### Short exercise
Retype each entry below exactly as it stands.
** START Input for this task **
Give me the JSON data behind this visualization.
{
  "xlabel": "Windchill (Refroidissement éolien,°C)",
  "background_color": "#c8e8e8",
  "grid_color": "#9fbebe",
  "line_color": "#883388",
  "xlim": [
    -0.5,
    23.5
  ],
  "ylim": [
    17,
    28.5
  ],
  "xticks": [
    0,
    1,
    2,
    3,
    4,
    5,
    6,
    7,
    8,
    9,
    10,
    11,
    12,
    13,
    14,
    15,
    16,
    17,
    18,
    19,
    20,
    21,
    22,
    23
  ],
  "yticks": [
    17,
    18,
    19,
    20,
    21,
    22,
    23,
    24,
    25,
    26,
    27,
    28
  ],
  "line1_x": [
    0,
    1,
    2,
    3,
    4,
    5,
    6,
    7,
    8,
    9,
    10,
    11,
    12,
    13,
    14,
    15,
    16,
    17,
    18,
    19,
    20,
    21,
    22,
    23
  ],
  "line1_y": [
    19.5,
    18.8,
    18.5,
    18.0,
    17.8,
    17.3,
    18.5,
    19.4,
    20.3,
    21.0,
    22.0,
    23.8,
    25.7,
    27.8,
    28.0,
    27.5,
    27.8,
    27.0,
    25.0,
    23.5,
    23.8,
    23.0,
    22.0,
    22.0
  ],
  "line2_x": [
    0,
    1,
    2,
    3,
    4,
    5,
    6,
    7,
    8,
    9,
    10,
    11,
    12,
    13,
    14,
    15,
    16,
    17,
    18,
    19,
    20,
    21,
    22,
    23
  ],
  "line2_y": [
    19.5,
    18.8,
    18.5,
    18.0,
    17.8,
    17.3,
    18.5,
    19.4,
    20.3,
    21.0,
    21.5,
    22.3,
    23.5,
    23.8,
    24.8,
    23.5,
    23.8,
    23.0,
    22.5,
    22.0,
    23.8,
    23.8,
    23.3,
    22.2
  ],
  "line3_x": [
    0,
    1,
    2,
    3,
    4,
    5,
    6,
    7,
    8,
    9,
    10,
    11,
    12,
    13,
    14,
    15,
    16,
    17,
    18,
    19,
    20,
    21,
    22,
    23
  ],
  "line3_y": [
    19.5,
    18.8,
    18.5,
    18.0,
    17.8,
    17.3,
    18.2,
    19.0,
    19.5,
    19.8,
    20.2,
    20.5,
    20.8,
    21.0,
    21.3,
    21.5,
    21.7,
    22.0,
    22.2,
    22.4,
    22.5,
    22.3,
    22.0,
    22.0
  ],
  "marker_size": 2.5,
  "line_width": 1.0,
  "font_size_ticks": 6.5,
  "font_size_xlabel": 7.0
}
** END Input for this task **
### Result below
Give me the JSON data behind this visualization.
{
  "xlabel": "Windchill (Refroidissement éolien,°C)",
  "background_color": "#c8e8e8",
  "grid_color": "#9fbebe",
  "line_color": "#883388",
  "xlim": [
    -0.5,
    23.5
  ],
  "ylim": [
    17,
    28.5
  ],
  "xticks": [
    0,
    1,
    2,
    3,
    4,
    5,
    6,
    7,
    8,
    9,
    10,
    11,
    12,
    13,
    14,
    15,
    16,
    17,
    18,
    19,
    20,
    21,
    22,
    23
  ],
  "yticks": [
    17,
    18,
    19,
    20,
    21,
    22,
    23,
    24,
    25,
    26,
    27,
    28
  ],
  "line1_x": [
    0,
    1,
    2,
    3,
    4,
    5,
    6,
    7,
    8,
    9,
    10,
    11,
    12,
    13,
    14,
    15,
    16,
    17,
    18,
    19,
    20,
    21,
    22,
    23
  ],
  "line1_y": [
    19.5,
    18.8,
    18.5,
    18.0,
    17.8,
    17.3,
    18.5,
    19.4,
    20.3,
    21.0,
    22.0,
    23.8,
    25.7,
    27.8,
    28.0,
    27.5,
    27.8,
    27.0,
    25.0,
    23.5,
    23.8,
    23.0,
    22.0,
    22.0
  ],
  "line2_x": [
    0,
    1,
    2,
    3,
    4,
    5,
    6,
    7,
    8,
    9,
    10,
    11,
    12,
    13,
    14,
    15,
    16,
    17,
    18,
    19,
    20,
    21,
    22,
    23
  ],
  "line2_y": [
    19.5,
    18.8,
    18.5,
    18.0,
    17.8,
    17.3,
    18.5,
    19.4,
    20.3,
    21.0,
    21.5,
    22.3,
    23.5,
    23.8,
    24.8,
    23.5,
    23.8,
    23.0,
    22.5,
    22.0,
    23.8,
    23.8,
    23.3,
    22.2
  ],
  "line3_x": [
    0,
    1,
    2,
    3,
    4,
    5,
    6,
    7,
    8,
    9,
    10,
    11,
    12,
    13,
    14,
    15,
    16,
    17,
    18,
    19,
    20,
    21,
    22,
    23
  ],
  "line3_y": [
    19.5,
    18.8,
    18.5,
    18.0,
    17.8,
    17.3,
    18.2,
    19.0,
    19.5,
    19.8,
    20.2,
    20.5,
    20.8,
    21.0,
    21.3,
    21.5,
    21.7,
    22.0,
    22.2,
    22.4,
    22.5,
    22.3,
    22.0,
    22.0
  ],
  "marker_size": 2.5,
  "line_width": 1.0,
  "font_size_ticks": 6.5,
  "font_size_xlabel": 7.0
}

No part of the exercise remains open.